Ozancan Ozdemir - ozancan@metu.edu.tr
Seaborn is an open source Python library for statistical visualization. It is a tool that uses matplotlib as a foundation, which is meant to be used in conjunction with it, rather than as a replacement. It is designed to work closely with pandas data structures as well as Numpy arrays by allowing the users to quickly create plots from large datasets.
It solves the problem of matplotlib with pandas series and data frame. It is also efficient tool to produce attractive plots with high-level interfaces since it comes with a range of predefined styles and color palettes, which makes it easy to create visually appealing charts with just a few lines of code. Thereby, it is useful tool for Exploratory Data Analysis. (EDA)
Prior to the your analysis, you have to import the seaborn package with matplotlib.pyplot.
import matplotlib.pyplot as plt
import seaborn as sns
After that, we also import the other necessary packages for the analysis.
import numpy as np
import pandas as pd
Before proceeding, I'd like to show you the general structure of the seaborn functions.
sns.function_name( df, x = "x", y = "y", arg)
In this lab, we will try to figure out the properties of the seaborn by considering a famous dataset, mpg.
This dataset contains a subset of the fuel economy data that the EPA makes available on https://fueleconomy.gov/. It contains only models which had a new release every year between 1999 and 2008 - this was used as a proxy for the popularity of the car.
This data is already available in Python, but we import the data since we also would like to practice our pandas skills :)
The description of the variables are given below.
manufacturer: manufacturer name
model: model name
displ: engine displacement, in litres
year: year of manufacture
cyl: number of cylinders
trans: type of transmission
drv: the type of drive train, where f = front-wheel drive, r = rear wheel drive, 4 = 4wd
cty: city miles per gallon
hwy : highway miles per gallon
fl : fuel type
class : "type" of car
Import mpg.xlsx
dataset to your colab enviroment.
mpg = pd.read_excel('mpg.xlsx')
mpg.head()
mpg.shape
The dataset contains 234 observations and 11 variables.
mpg.info()
mpg.isnull().sum().sum() #no missing
The data has no missing value.
We explore the package by asking some research questions, but the following figure will represent the name of the function and their functionality purposes briefly.
Source : Seaborn
According to the figure above, we have a general three function in seaborn, and we will determine the plot type by using kind
operator. However, we can use the functions designed for the specific plot. For example, we can use catplot
to draw bar plot or barplot()
.
In this part, we will explore the variable properties individually.
RQ1: What is the shape of the distribution of the highway miles per gallon(hwy) of the car models?
The most common approach to visualizing a distribution is the histogram. This is the default approach in displot()
, which uses the same underlying code as histplot()
.
sns.displot(mpg, x = "hwy")
Since the basic historgram requires only one
Seaborn provides several themes which helps us to improve the apperance of the plot. We can set the style by calling Seaborn's set()
method.
sns.set()
sns.displot(mpg, x = "hwy")
We can also set the background through the function set_style
. Some possible settings are:
sns.set_style("dark")

▬▬▬

## Your objective
How many observations and variables does the mpg dataset contain, according to the seaborn tutorial? Rely only on the seaborn tutorial and not on the listing.

## Given information

▬▬▬

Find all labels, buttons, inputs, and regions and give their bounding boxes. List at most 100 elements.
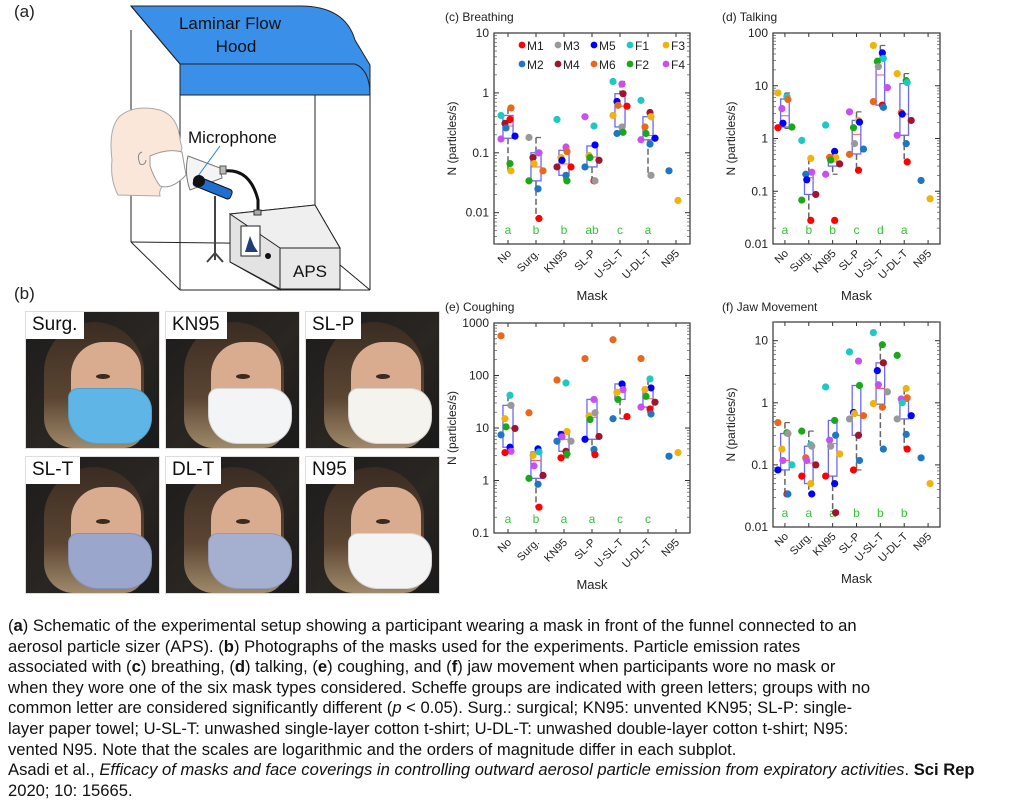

▬▬▬

## Reply
It contains 234 observations and 11 variables.